Direction | Your answer should be a single number: the count of lines that hold the word "function".

Supplied data |

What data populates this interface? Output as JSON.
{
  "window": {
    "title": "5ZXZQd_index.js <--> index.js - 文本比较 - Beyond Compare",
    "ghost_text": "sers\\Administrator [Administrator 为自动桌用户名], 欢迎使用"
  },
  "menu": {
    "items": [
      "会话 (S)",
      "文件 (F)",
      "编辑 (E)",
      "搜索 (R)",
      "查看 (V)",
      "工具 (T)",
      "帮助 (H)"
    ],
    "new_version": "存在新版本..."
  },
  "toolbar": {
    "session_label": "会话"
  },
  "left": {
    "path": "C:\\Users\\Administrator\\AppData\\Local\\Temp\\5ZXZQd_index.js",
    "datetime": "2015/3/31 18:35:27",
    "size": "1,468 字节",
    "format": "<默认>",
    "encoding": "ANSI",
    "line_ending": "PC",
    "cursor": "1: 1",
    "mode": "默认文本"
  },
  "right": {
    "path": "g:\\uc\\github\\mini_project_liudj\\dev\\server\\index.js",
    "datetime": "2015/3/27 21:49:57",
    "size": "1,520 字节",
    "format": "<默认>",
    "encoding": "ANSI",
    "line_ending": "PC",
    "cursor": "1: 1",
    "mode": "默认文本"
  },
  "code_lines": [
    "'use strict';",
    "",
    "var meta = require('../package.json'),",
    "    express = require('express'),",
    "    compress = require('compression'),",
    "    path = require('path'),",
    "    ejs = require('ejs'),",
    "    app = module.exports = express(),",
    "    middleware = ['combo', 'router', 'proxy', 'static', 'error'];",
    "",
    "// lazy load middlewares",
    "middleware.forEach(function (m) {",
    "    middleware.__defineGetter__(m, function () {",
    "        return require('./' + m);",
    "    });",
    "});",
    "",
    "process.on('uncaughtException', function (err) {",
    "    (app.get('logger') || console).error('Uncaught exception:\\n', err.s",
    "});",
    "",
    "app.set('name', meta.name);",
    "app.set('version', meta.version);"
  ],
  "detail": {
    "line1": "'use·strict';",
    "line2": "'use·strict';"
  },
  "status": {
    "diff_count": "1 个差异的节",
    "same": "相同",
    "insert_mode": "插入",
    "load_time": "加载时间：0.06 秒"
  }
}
--
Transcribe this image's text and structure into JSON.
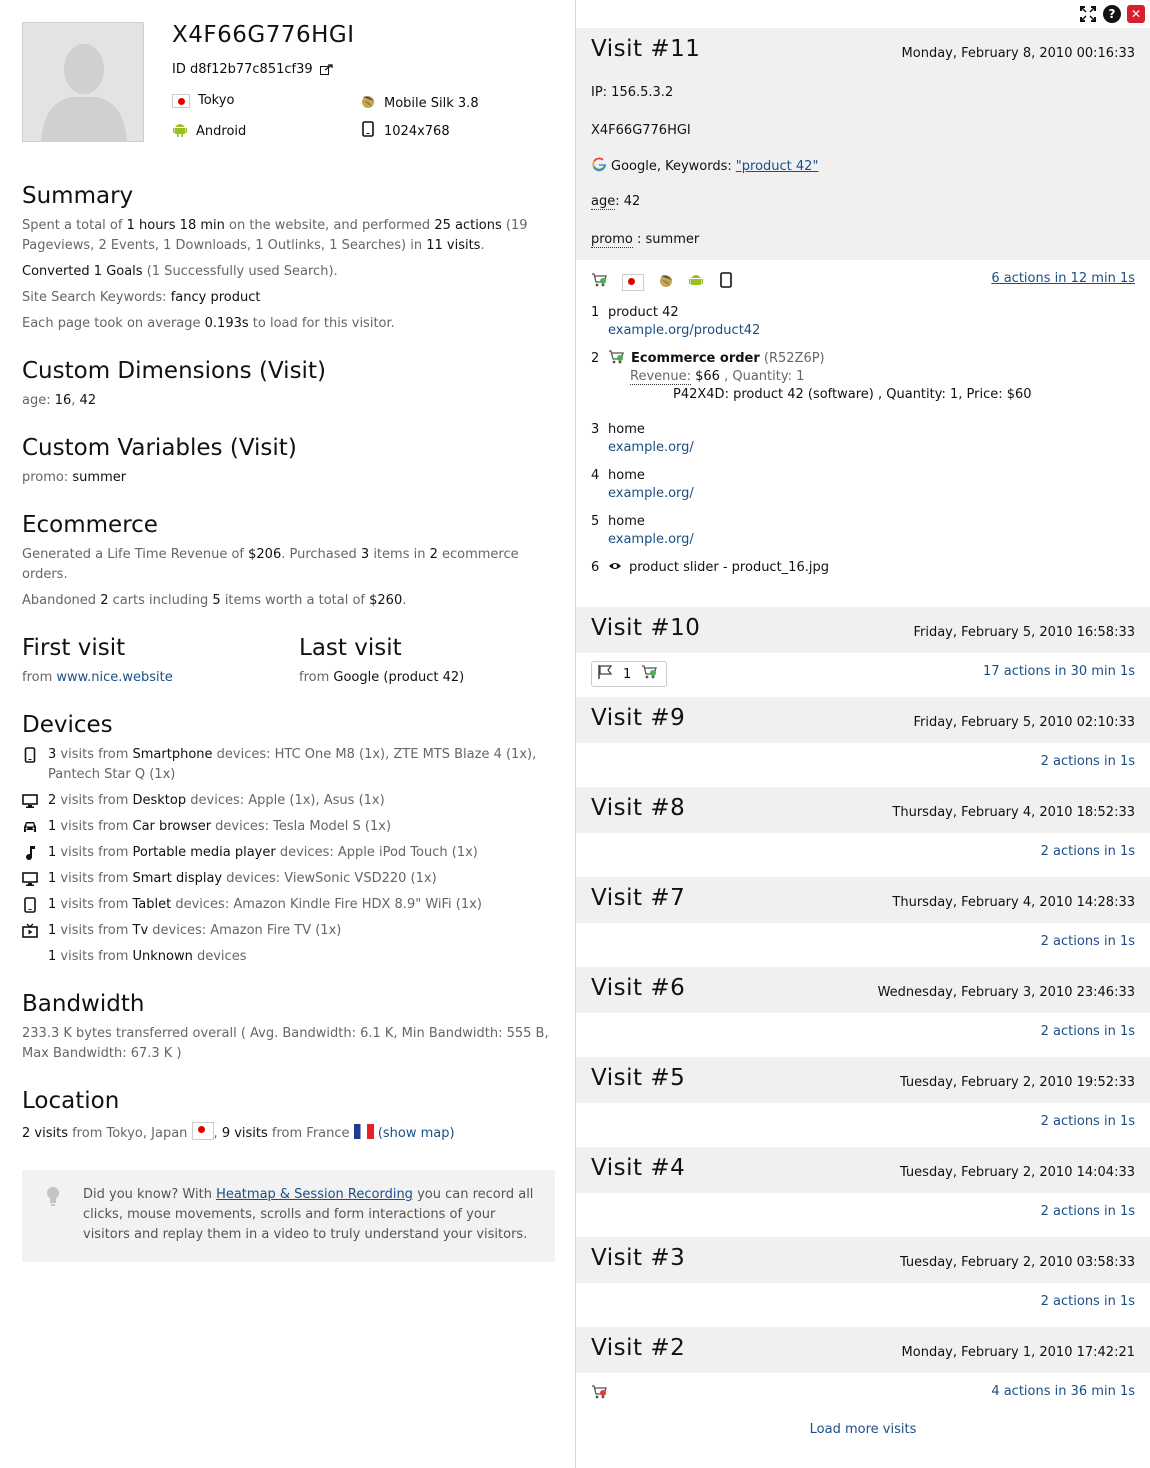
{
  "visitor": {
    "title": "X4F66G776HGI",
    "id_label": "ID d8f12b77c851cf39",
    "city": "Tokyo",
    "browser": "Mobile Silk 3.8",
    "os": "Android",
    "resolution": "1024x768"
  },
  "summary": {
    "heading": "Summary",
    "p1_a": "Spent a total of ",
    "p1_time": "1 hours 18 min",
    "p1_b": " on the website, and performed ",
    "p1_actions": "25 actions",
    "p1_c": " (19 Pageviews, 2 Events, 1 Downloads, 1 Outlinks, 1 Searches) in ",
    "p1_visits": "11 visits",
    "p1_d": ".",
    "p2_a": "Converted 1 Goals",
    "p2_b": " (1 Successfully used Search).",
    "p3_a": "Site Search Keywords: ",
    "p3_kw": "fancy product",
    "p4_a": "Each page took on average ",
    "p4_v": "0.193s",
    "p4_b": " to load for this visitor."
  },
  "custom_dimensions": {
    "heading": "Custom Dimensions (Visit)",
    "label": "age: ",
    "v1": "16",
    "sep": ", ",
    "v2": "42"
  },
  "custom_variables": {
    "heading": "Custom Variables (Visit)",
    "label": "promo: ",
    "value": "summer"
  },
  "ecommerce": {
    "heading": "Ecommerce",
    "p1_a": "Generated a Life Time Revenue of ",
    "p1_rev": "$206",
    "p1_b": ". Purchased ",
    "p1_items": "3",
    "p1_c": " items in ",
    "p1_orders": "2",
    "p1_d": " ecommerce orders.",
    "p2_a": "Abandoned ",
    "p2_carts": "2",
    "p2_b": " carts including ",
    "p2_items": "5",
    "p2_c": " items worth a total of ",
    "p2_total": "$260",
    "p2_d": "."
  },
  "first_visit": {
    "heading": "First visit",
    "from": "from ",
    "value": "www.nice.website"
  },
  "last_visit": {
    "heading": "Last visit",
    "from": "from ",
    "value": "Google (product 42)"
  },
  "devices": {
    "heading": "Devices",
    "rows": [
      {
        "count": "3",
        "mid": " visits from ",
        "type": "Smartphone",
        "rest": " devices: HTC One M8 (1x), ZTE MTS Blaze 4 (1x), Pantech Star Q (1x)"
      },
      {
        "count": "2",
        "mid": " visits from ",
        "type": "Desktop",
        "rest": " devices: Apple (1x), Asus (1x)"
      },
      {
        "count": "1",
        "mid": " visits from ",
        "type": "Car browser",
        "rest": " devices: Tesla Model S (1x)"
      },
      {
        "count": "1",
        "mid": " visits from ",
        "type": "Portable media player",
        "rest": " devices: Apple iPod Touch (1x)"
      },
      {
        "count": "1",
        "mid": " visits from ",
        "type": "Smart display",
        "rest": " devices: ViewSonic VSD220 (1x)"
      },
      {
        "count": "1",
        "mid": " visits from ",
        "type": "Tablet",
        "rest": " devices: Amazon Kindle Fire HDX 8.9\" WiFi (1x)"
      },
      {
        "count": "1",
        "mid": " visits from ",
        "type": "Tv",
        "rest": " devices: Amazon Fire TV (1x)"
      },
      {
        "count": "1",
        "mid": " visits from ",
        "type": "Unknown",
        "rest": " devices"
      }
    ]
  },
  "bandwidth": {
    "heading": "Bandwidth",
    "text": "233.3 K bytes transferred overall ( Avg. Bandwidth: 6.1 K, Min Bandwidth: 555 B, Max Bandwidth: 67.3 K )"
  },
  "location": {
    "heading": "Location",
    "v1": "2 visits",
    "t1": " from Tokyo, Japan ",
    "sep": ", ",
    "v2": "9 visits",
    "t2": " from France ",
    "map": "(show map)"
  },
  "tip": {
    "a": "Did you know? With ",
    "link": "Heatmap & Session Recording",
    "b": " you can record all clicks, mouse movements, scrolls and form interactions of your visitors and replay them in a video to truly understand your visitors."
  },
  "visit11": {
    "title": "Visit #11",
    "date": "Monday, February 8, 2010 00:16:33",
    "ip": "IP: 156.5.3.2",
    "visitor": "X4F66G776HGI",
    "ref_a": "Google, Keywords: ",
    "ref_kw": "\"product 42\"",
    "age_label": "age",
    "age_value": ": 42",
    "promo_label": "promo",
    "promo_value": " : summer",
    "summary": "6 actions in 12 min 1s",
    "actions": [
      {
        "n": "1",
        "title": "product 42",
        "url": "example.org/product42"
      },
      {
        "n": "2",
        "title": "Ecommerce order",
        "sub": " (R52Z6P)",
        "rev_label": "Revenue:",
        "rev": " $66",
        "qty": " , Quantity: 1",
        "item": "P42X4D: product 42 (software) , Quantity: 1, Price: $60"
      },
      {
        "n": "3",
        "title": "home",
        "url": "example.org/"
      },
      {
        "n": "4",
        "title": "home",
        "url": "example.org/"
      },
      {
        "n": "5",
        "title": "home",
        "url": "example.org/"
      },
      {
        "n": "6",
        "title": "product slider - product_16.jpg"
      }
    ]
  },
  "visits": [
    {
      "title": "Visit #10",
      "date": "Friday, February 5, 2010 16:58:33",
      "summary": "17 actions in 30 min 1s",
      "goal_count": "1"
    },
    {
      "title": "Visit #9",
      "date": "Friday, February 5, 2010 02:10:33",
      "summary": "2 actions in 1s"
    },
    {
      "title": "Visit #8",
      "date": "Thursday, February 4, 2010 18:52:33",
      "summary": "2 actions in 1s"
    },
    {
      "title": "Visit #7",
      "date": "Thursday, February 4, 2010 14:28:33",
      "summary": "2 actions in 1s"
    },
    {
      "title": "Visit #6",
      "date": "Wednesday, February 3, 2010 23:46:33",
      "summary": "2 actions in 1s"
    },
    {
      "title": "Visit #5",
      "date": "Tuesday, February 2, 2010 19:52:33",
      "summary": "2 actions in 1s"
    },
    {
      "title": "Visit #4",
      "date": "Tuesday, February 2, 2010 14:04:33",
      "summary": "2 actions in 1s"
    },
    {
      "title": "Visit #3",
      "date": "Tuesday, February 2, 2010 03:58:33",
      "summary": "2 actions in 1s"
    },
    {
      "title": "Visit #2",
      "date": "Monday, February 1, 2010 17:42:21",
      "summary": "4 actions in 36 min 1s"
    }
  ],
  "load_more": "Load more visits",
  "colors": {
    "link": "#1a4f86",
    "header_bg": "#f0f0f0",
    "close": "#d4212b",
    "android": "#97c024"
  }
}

Solution for this task | 3